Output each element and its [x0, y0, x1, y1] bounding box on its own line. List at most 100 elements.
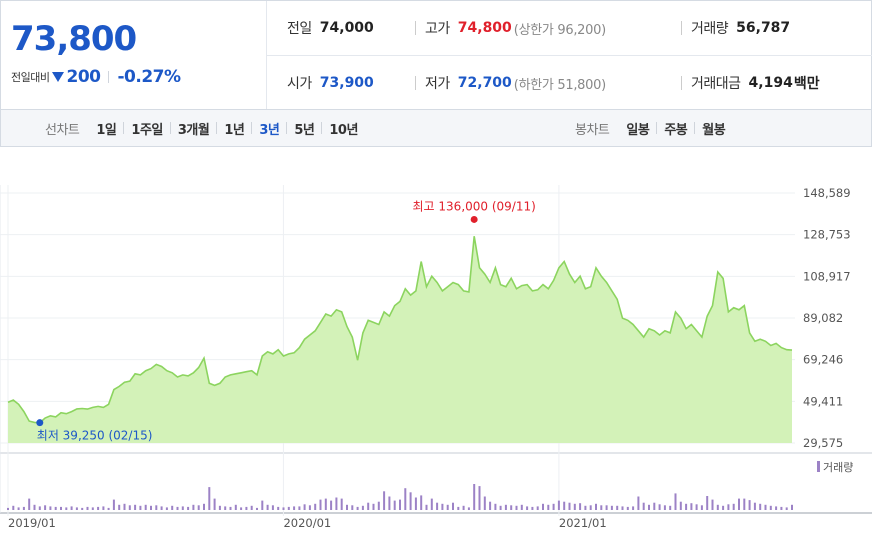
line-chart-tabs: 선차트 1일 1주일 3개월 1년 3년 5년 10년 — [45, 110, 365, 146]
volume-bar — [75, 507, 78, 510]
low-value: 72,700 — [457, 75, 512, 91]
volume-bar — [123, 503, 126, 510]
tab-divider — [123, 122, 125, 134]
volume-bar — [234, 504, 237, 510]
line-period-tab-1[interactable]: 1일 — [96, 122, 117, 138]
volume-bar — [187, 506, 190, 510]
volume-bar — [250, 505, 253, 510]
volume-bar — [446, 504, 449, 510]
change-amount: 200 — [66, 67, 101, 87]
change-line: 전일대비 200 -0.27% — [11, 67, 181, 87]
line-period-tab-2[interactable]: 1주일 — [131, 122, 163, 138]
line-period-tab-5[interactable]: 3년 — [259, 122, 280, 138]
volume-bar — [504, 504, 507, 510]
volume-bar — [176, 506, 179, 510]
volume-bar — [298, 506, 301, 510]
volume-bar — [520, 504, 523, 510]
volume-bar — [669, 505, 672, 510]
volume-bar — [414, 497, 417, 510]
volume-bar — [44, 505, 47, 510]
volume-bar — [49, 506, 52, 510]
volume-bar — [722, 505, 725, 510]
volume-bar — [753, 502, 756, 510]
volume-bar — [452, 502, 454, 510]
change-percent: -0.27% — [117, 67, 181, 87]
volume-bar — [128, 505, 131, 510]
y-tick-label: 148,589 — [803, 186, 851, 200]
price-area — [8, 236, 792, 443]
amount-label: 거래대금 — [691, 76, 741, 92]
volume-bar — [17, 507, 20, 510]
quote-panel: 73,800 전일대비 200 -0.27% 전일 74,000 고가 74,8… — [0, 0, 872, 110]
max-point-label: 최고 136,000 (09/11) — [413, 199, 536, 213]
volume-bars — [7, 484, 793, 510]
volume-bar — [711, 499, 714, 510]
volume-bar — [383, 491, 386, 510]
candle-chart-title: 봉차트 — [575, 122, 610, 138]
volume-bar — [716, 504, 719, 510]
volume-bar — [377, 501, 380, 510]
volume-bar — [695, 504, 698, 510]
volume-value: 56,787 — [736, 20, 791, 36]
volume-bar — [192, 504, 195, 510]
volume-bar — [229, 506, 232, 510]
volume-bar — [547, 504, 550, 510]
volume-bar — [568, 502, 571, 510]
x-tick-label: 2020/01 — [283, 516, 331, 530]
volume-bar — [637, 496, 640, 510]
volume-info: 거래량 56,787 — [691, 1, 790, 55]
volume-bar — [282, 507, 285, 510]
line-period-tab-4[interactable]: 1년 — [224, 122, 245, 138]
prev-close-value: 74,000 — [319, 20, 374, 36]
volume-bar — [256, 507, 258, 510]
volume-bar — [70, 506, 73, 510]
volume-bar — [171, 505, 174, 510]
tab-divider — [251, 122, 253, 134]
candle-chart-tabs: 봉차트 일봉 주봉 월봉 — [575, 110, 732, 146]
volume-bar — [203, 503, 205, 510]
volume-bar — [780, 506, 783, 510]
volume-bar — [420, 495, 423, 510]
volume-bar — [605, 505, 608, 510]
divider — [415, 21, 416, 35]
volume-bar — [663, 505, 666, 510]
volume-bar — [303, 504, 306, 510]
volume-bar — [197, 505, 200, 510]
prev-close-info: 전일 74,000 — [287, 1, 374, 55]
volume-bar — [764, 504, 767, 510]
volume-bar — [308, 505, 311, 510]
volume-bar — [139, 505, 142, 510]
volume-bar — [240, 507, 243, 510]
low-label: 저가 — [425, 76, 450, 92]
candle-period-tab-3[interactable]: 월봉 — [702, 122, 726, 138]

SHORT TASK => Reproduce verbatim the lines of the records, starting with the line that contains "line-chart-tabs: 선차트 1일" and going on through the line that contains "quote-panel: 73,800 전일대비", both included.

SOLUTION FOR THIS EXERCISE =>
line-chart-tabs: 선차트 1일 1주일 3개월 1년 3년 5년 10년 — [45, 110, 365, 146]
volume-bar — [75, 507, 78, 510]
low-value: 72,700 — [457, 75, 512, 91]
volume-bar — [123, 503, 126, 510]
tab-divider — [123, 122, 125, 134]
volume-bar — [234, 504, 237, 510]
line-period-tab-1[interactable]: 1일 — [96, 122, 117, 138]
volume-bar — [187, 506, 190, 510]
volume-bar — [250, 505, 253, 510]
volume-bar — [446, 504, 449, 510]
change-amount: 200 — [66, 67, 101, 87]
change-line: 전일대비 200 -0.27% — [11, 67, 181, 87]
line-period-tab-2[interactable]: 1주일 — [131, 122, 163, 138]
line-period-tab-5[interactable]: 3년 — [259, 122, 280, 138]
volume-bar — [504, 504, 507, 510]
volume-bar — [176, 506, 179, 510]
volume-bar — [298, 506, 301, 510]
volume-bar — [520, 504, 523, 510]
volume-bar — [669, 505, 672, 510]
volume-bar — [414, 497, 417, 510]
volume-bar — [44, 505, 47, 510]
volume-bar — [49, 506, 52, 510]
volume-bar — [722, 505, 725, 510]
volume-bar — [753, 502, 756, 510]
volume-bar — [452, 502, 454, 510]
change-percent: -0.27% — [117, 67, 181, 87]
volume-bar — [128, 505, 131, 510]
y-tick-label: 148,589 — [803, 186, 851, 200]
price-area — [8, 236, 792, 443]
amount-label: 거래대금 — [691, 76, 741, 92]
volume-bar — [17, 507, 20, 510]
quote-panel: 73,800 전일대비 200 -0.27% 전일 74,000 고가 74,8… — [0, 0, 872, 110]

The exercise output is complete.